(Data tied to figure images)
┄┄┄┄┄┄

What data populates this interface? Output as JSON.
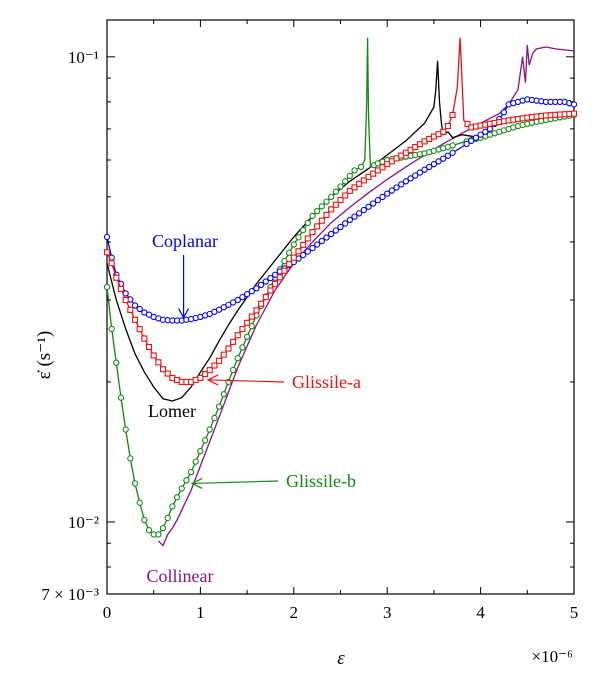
{
  "chart_data": {
    "type": "line",
    "xlabel": "ε",
    "ylabel": "ε̇ (s⁻¹)",
    "x_multiplier": "×10⁻⁶",
    "xlim": [
      0,
      5
    ],
    "ylim": [
      0.007,
      0.12
    ],
    "yscale": "log",
    "grid": false,
    "x_ticks": [
      {
        "value": 0,
        "label": "0"
      },
      {
        "value": 1,
        "label": "1"
      },
      {
        "value": 2,
        "label": "2"
      },
      {
        "value": 3,
        "label": "3"
      },
      {
        "value": 4,
        "label": "4"
      },
      {
        "value": 5,
        "label": "5"
      }
    ],
    "y_ticks": [
      {
        "value": 0.007,
        "label": "7 × 10⁻³"
      },
      {
        "value": 0.01,
        "label": "10⁻²"
      },
      {
        "value": 0.1,
        "label": "10⁻¹"
      }
    ],
    "series": [
      {
        "name": "Lomer",
        "color": "#000000",
        "marker": "none",
        "x": [
          0,
          0.1,
          0.2,
          0.3,
          0.4,
          0.5,
          0.6,
          0.7,
          0.8,
          0.9,
          1.0,
          1.1,
          1.2,
          1.3,
          1.4,
          1.6,
          1.8,
          2.0,
          2.2,
          2.4,
          2.6,
          2.8,
          3.0,
          3.2,
          3.4,
          3.5,
          3.52,
          3.54,
          3.56,
          3.58,
          3.6,
          3.65,
          3.7,
          3.8,
          4.0
        ],
        "y": [
          0.036,
          0.03,
          0.026,
          0.023,
          0.021,
          0.0195,
          0.0184,
          0.0182,
          0.0185,
          0.0195,
          0.021,
          0.0225,
          0.0245,
          0.0265,
          0.0285,
          0.0325,
          0.0365,
          0.041,
          0.0455,
          0.05,
          0.054,
          0.0575,
          0.0615,
          0.066,
          0.072,
          0.078,
          0.085,
          0.098,
          0.08,
          0.072,
          0.068,
          0.069,
          0.067,
          0.068,
          0.067
        ]
      },
      {
        "name": "Coplanar",
        "color": "#0000ee",
        "marker": "circle",
        "x": [
          0,
          0.05,
          0.1,
          0.15,
          0.2,
          0.3,
          0.4,
          0.5,
          0.6,
          0.7,
          0.8,
          0.9,
          1.0,
          1.1,
          1.2,
          1.4,
          1.6,
          1.8,
          2.0,
          2.2,
          2.4,
          2.6,
          2.8,
          3.0,
          3.2,
          3.4,
          3.6,
          3.8,
          4.0,
          4.1,
          4.2,
          4.25,
          4.3,
          4.5,
          4.7,
          4.9,
          5.0
        ],
        "y": [
          0.041,
          0.037,
          0.034,
          0.0325,
          0.031,
          0.0292,
          0.0282,
          0.0276,
          0.0272,
          0.0271,
          0.0271,
          0.0273,
          0.0276,
          0.028,
          0.0286,
          0.03,
          0.0318,
          0.034,
          0.0362,
          0.0388,
          0.0416,
          0.0446,
          0.0476,
          0.0508,
          0.054,
          0.0572,
          0.0604,
          0.064,
          0.068,
          0.07,
          0.0735,
          0.076,
          0.079,
          0.081,
          0.08,
          0.08,
          0.079
        ]
      },
      {
        "name": "Glissile-a",
        "color": "#ee1111",
        "marker": "square",
        "x": [
          0,
          0.05,
          0.1,
          0.2,
          0.3,
          0.4,
          0.5,
          0.6,
          0.7,
          0.8,
          0.9,
          1.0,
          1.1,
          1.2,
          1.3,
          1.4,
          1.6,
          1.8,
          2.0,
          2.2,
          2.4,
          2.6,
          2.8,
          3.0,
          3.2,
          3.4,
          3.6,
          3.65,
          3.7,
          3.75,
          3.78,
          3.82,
          3.9,
          4.1,
          4.3,
          4.5,
          4.7,
          5.0
        ],
        "y": [
          0.038,
          0.036,
          0.0335,
          0.03,
          0.0272,
          0.0248,
          0.0228,
          0.0213,
          0.0204,
          0.02,
          0.02,
          0.0204,
          0.0212,
          0.0222,
          0.0236,
          0.0252,
          0.0285,
          0.0325,
          0.037,
          0.042,
          0.047,
          0.0515,
          0.0552,
          0.0588,
          0.0622,
          0.0658,
          0.069,
          0.071,
          0.075,
          0.086,
          0.11,
          0.073,
          0.0705,
          0.0718,
          0.073,
          0.074,
          0.0748,
          0.0755
        ]
      },
      {
        "name": "Glissile-b",
        "color": "#118811",
        "marker": "circle",
        "x": [
          0,
          0.05,
          0.1,
          0.15,
          0.2,
          0.25,
          0.3,
          0.35,
          0.4,
          0.45,
          0.5,
          0.55,
          0.6,
          0.65,
          0.7,
          0.75,
          0.8,
          0.9,
          1.0,
          1.1,
          1.2,
          1.3,
          1.4,
          1.6,
          1.8,
          2.0,
          2.2,
          2.4,
          2.55,
          2.65,
          2.72,
          2.76,
          2.78,
          2.79,
          2.8,
          2.82,
          2.9,
          3.0,
          3.2,
          3.4,
          3.6,
          3.8,
          4.0,
          4.2,
          4.4,
          4.6,
          4.8,
          5.0
        ],
        "y": [
          0.032,
          0.026,
          0.022,
          0.0185,
          0.0158,
          0.0137,
          0.0121,
          0.011,
          0.0101,
          0.0096,
          0.0094,
          0.0094,
          0.0097,
          0.0102,
          0.0108,
          0.0113,
          0.0118,
          0.0128,
          0.0142,
          0.0158,
          0.0177,
          0.02,
          0.0225,
          0.0278,
          0.0335,
          0.0395,
          0.0455,
          0.05,
          0.054,
          0.057,
          0.058,
          0.06,
          0.08,
          0.11,
          0.075,
          0.058,
          0.059,
          0.06,
          0.061,
          0.062,
          0.0636,
          0.0654,
          0.067,
          0.069,
          0.071,
          0.0725,
          0.0738,
          0.075
        ]
      },
      {
        "name": "Collinear",
        "color": "#881188",
        "marker": "none",
        "x": [
          0.55,
          0.6,
          0.65,
          0.7,
          0.75,
          0.8,
          0.9,
          1.0,
          1.2,
          1.4,
          1.6,
          1.8,
          2.0,
          2.2,
          2.4,
          2.6,
          2.8,
          3.0,
          3.2,
          3.4,
          3.6,
          3.8,
          4.0,
          4.2,
          4.3,
          4.4,
          4.45,
          4.48,
          4.5,
          4.52,
          4.56,
          4.6,
          4.7,
          4.8,
          5.0
        ],
        "y": [
          0.0091,
          0.0089,
          0.0094,
          0.0097,
          0.0101,
          0.0106,
          0.0117,
          0.0132,
          0.0168,
          0.0215,
          0.0265,
          0.0315,
          0.036,
          0.04,
          0.044,
          0.0475,
          0.051,
          0.0545,
          0.058,
          0.0615,
          0.065,
          0.0685,
          0.072,
          0.0755,
          0.079,
          0.085,
          0.1,
          0.088,
          0.106,
          0.096,
          0.102,
          0.104,
          0.105,
          0.104,
          0.103
        ]
      }
    ],
    "annotations": [
      {
        "text": "Coplanar",
        "color": "#0000ee",
        "arrow": "down",
        "point": {
          "x": 0.82,
          "y": 0.0271
        }
      },
      {
        "text": "Glissile-a",
        "color": "#ee1111",
        "arrow": "left",
        "point": {
          "x": 1.05,
          "y": 0.0202
        }
      },
      {
        "text": "Lomer",
        "color": "#000000",
        "arrow": "none",
        "point": {
          "x": 0.68,
          "y": 0.0182
        }
      },
      {
        "text": "Glissile-b",
        "color": "#118811",
        "arrow": "left",
        "point": {
          "x": 0.88,
          "y": 0.0121
        }
      },
      {
        "text": "Collinear",
        "color": "#881188",
        "arrow": "none",
        "point": {
          "x": 0.62,
          "y": 0.0089
        }
      }
    ]
  }
}
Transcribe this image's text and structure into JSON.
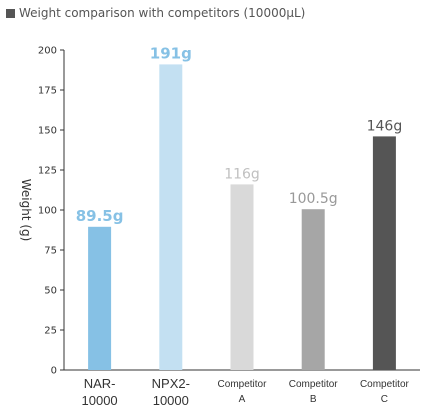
{
  "chart_data": {
    "type": "bar",
    "title": "Weight comparison with competitors (10000μL)",
    "ylabel": "Weight (g)",
    "xlabel": "",
    "ylim": [
      0,
      200
    ],
    "yticks": [
      0,
      25,
      50,
      75,
      100,
      125,
      150,
      175,
      200
    ],
    "grid": false,
    "categories": [
      {
        "line1": "NAR-",
        "line2": "10000",
        "style": "large"
      },
      {
        "line1": "NPX2-",
        "line2": "10000",
        "style": "large"
      },
      {
        "line1": "Competitor",
        "line2": "A",
        "style": "small"
      },
      {
        "line1": "Competitor",
        "line2": "B",
        "style": "small"
      },
      {
        "line1": "Competitor",
        "line2": "C",
        "style": "small"
      }
    ],
    "values": [
      89.5,
      191,
      116,
      100.5,
      146
    ],
    "value_labels": [
      "89.5g",
      "191g",
      "116g",
      "100.5g",
      "146g"
    ],
    "bar_colors": [
      "#86c1e5",
      "#c3e0f2",
      "#d9d9d9",
      "#a6a6a6",
      "#555555"
    ],
    "value_label_colors": [
      "#86c1e5",
      "#86c1e5",
      "#c0c0c0",
      "#999999",
      "#555555"
    ],
    "value_label_bold": [
      true,
      true,
      false,
      false,
      false
    ]
  }
}
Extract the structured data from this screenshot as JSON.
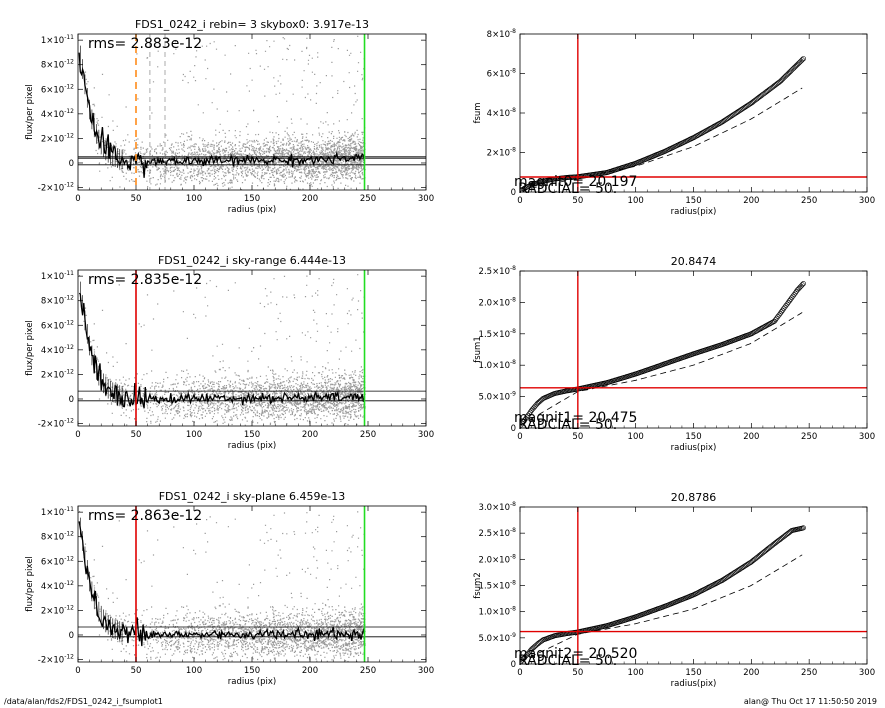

┄┄┄┄┄┄

Your objective
Working from the line that contains "Transcribe this image's" to the last line of the listing, please quote each line exactly, pictures excluded.

Right answer
Transcribe this image's text and structure into JSON.
{
  "chart_data": {
    "type": "bar",
    "title": "Weight comparison with competitors (10000μL)",
    "ylabel": "Weight (g)",
    "xlabel": "",
    "ylim": [
      0,
      200
    ],
    "yticks": [
      0,
      25,
      50,
      75,
      100,
      125,
      150,
      175,
      200
    ],
    "grid": false,
    "categories": [
      {
        "line1": "NAR-",
        "line2": "10000",
        "style": "large"
      },
      {
        "line1": "NPX2-",
        "line2": "10000",
        "style": "large"
      },
      {
        "line1": "Competitor",
        "line2": "A",
        "style": "small"
      },
      {
        "line1": "Competitor",
        "line2": "B",
        "style": "small"
      },
      {
        "line1": "Competitor",
        "line2": "C",
        "style": "small"
      }
    ],
    "values": [
      89.5,
      191,
      116,
      100.5,
      146
    ],
    "value_labels": [
      "89.5g",
      "191g",
      "116g",
      "100.5g",
      "146g"
    ],
    "bar_colors": [
      "#86c1e5",
      "#c3e0f2",
      "#d9d9d9",
      "#a6a6a6",
      "#555555"
    ],
    "value_label_colors": [
      "#86c1e5",
      "#86c1e5",
      "#c0c0c0",
      "#999999",
      "#555555"
    ],
    "value_label_bold": [
      true,
      true,
      false,
      false,
      false
    ]
  }
}
Extract the structured data from this screenshot as JSON.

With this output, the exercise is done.